PROBLEM DETAILS
Going through the material below, please gather all lines with the word "image" in them.

INPUT RECORDS
::::

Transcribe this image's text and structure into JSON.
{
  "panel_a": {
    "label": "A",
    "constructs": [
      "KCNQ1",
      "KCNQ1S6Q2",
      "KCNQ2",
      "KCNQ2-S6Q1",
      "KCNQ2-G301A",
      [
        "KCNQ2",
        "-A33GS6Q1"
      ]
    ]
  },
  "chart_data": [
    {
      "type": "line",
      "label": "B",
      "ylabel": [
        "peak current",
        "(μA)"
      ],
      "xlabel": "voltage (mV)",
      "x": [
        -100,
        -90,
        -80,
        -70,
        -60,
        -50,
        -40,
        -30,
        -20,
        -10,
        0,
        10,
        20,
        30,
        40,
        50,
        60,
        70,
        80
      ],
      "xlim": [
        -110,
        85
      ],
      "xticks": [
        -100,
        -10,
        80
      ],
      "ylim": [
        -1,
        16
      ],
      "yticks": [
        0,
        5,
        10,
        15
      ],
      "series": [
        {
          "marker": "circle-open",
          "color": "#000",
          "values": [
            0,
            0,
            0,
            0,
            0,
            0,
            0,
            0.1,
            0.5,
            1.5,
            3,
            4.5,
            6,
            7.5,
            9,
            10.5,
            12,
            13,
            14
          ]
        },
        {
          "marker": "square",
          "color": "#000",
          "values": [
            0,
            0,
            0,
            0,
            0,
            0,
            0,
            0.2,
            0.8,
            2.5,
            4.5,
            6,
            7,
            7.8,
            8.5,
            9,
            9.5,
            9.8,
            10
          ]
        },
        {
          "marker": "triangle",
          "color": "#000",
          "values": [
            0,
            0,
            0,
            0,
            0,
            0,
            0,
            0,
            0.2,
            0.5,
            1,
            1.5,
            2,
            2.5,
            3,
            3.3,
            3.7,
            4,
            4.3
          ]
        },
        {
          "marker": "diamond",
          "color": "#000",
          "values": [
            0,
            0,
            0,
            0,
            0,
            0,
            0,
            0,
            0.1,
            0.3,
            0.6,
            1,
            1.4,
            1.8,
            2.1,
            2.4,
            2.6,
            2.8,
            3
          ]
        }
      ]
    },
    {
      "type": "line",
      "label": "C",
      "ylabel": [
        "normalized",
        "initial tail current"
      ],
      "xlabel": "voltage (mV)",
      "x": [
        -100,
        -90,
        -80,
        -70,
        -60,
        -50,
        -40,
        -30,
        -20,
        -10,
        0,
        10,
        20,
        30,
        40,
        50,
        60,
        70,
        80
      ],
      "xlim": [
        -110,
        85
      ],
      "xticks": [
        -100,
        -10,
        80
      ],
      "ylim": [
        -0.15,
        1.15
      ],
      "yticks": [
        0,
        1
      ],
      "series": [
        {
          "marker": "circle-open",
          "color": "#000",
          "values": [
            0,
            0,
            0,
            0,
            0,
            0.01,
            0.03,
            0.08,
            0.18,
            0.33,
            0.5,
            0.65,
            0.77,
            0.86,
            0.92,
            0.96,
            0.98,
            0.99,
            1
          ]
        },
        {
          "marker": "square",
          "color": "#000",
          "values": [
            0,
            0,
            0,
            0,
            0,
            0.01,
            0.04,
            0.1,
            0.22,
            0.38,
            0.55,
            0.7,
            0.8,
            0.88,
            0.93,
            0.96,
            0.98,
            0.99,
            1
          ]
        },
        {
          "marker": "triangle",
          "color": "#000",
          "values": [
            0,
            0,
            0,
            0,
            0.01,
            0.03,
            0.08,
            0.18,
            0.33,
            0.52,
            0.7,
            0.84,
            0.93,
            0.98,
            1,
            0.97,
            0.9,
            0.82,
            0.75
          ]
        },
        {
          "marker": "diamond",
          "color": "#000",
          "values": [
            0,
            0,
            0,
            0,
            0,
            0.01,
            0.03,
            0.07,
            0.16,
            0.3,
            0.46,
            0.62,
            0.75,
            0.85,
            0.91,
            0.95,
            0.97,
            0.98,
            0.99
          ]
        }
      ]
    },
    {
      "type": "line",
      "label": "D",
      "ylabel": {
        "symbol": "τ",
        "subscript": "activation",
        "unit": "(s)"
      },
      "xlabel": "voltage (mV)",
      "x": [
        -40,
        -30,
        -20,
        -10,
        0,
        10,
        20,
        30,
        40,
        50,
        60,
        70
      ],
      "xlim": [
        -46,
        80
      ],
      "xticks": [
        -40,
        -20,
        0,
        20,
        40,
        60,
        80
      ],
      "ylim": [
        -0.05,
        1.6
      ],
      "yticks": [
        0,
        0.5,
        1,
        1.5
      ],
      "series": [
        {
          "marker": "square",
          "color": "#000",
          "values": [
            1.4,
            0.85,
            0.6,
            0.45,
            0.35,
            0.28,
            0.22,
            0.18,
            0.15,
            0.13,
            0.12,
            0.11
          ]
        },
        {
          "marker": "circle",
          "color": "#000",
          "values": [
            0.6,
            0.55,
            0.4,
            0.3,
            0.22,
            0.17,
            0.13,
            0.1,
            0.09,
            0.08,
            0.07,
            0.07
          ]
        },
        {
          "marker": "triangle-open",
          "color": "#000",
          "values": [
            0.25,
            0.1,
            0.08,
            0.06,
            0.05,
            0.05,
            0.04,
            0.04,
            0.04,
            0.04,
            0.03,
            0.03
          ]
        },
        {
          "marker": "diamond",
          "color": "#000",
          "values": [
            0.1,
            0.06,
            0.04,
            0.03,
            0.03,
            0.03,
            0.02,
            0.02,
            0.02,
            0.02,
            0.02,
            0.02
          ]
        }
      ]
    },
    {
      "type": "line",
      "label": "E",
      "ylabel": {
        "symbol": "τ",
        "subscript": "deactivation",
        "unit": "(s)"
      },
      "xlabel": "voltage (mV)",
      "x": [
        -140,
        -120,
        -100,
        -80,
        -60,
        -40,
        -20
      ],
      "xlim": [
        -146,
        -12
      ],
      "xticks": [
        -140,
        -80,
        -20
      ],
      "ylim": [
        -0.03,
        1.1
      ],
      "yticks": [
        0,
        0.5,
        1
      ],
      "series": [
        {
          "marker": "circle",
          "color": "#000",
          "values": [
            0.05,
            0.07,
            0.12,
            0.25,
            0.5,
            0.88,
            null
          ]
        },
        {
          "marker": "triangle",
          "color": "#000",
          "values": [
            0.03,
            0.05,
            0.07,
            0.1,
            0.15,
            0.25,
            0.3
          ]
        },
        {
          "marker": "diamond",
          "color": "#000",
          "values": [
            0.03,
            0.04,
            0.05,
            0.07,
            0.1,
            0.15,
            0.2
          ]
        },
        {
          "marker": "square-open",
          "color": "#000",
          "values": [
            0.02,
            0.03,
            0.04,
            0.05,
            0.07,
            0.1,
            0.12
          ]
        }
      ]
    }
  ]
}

::::

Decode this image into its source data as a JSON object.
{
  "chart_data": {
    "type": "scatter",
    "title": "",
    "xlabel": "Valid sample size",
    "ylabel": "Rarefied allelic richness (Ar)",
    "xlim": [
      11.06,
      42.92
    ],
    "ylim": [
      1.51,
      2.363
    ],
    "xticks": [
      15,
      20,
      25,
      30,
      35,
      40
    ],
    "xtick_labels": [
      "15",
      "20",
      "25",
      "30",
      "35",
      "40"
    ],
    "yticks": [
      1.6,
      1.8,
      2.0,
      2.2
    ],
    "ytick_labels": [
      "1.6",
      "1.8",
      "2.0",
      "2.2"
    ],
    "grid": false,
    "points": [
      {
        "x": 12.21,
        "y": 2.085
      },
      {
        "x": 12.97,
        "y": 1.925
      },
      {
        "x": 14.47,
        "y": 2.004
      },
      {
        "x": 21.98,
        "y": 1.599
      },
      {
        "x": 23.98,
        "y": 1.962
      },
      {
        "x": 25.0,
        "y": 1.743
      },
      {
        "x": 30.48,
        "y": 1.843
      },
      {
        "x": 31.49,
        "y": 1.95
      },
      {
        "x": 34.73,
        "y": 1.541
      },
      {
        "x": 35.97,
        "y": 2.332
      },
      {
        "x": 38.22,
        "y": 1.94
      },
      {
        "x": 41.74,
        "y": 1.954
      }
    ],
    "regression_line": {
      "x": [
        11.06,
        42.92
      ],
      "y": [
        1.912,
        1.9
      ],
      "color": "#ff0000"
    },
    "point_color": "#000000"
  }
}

::::

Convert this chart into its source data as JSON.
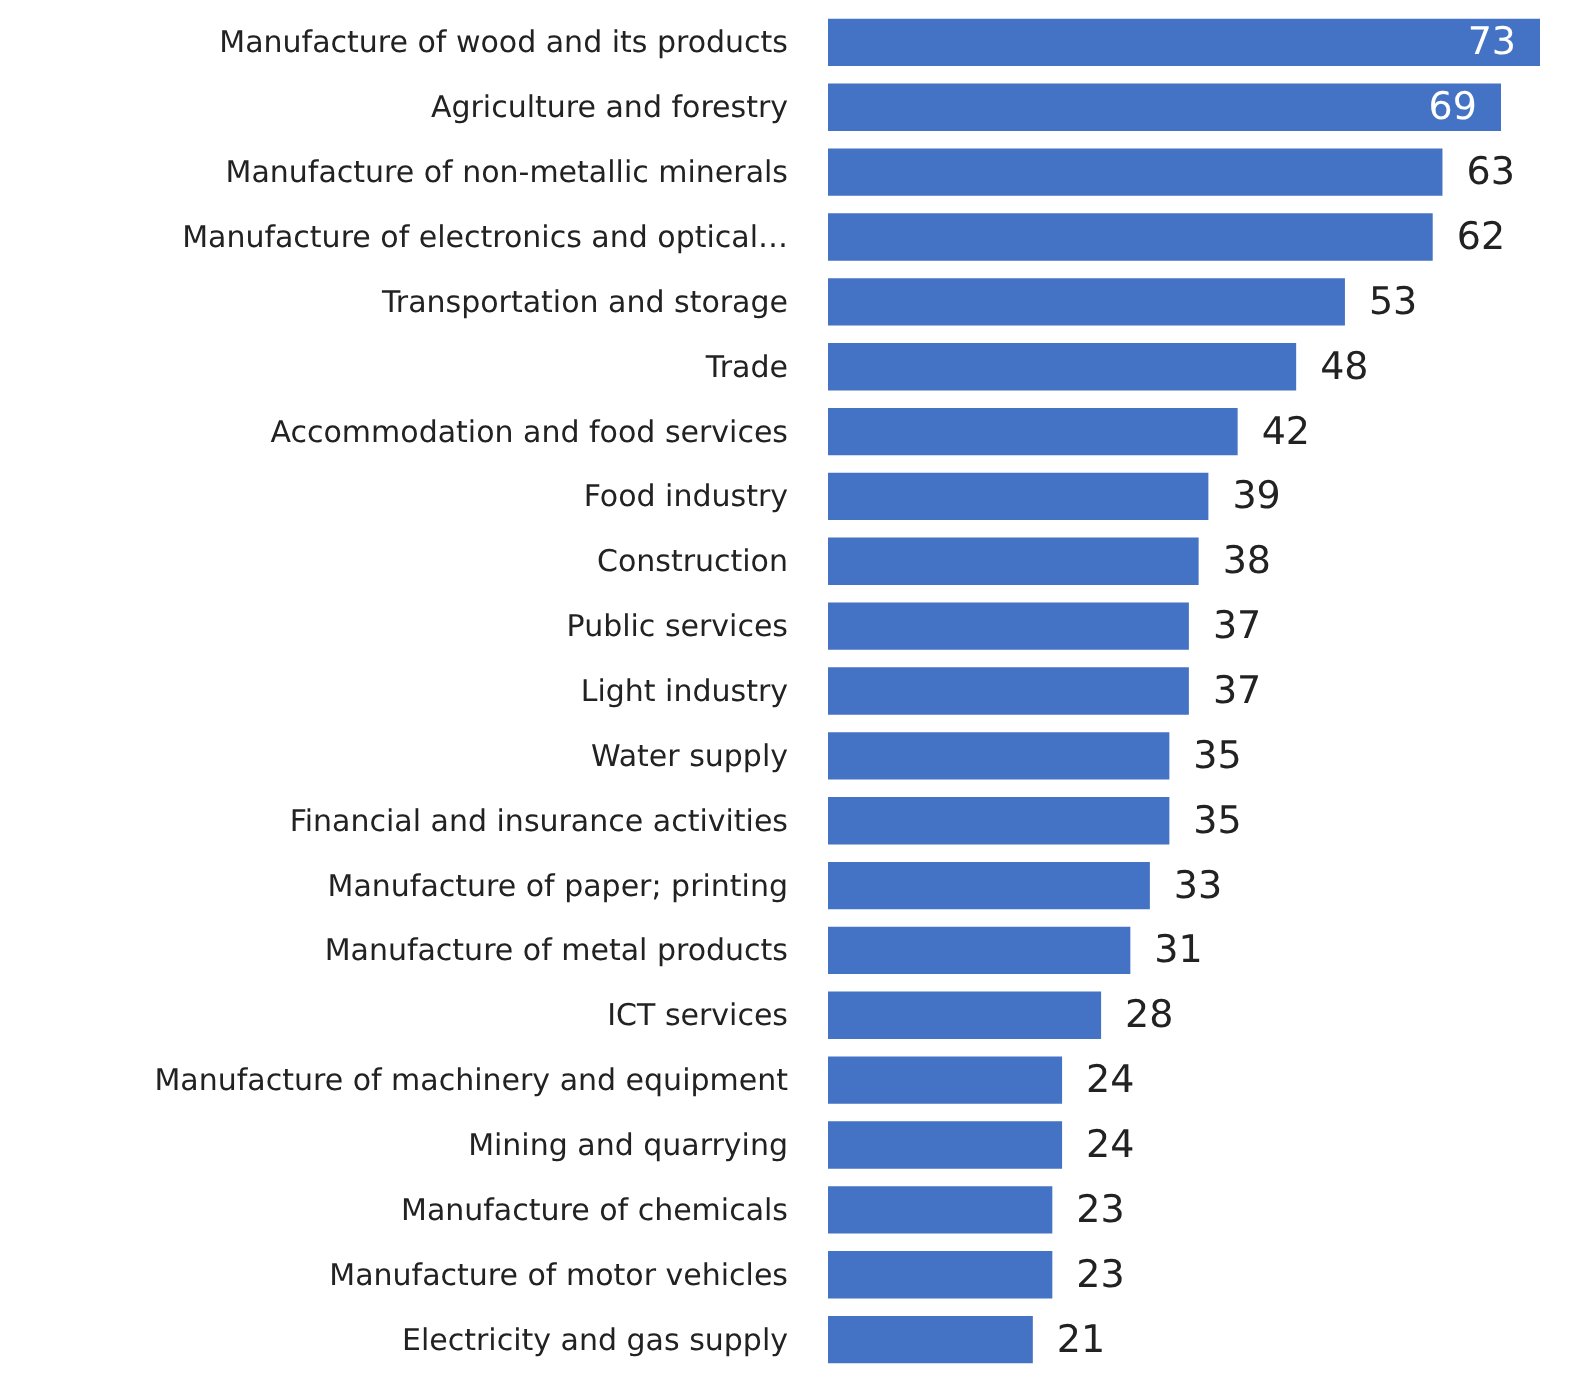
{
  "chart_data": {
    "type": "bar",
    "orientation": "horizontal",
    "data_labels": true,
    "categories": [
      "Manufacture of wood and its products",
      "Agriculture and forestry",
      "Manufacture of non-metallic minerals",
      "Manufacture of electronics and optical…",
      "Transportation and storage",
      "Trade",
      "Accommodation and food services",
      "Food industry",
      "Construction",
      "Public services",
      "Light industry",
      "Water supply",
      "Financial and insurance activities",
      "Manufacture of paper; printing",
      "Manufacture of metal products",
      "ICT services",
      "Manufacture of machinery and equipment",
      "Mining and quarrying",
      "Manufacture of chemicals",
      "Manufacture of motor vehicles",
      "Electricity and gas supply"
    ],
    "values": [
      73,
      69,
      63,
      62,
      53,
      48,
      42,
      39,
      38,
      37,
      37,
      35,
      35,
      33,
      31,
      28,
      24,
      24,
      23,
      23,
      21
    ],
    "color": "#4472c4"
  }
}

::::

EXPECTED OUTPUT
Transcribe this image's text and structure into JSON.
Decode this image into its source data as a JSON object.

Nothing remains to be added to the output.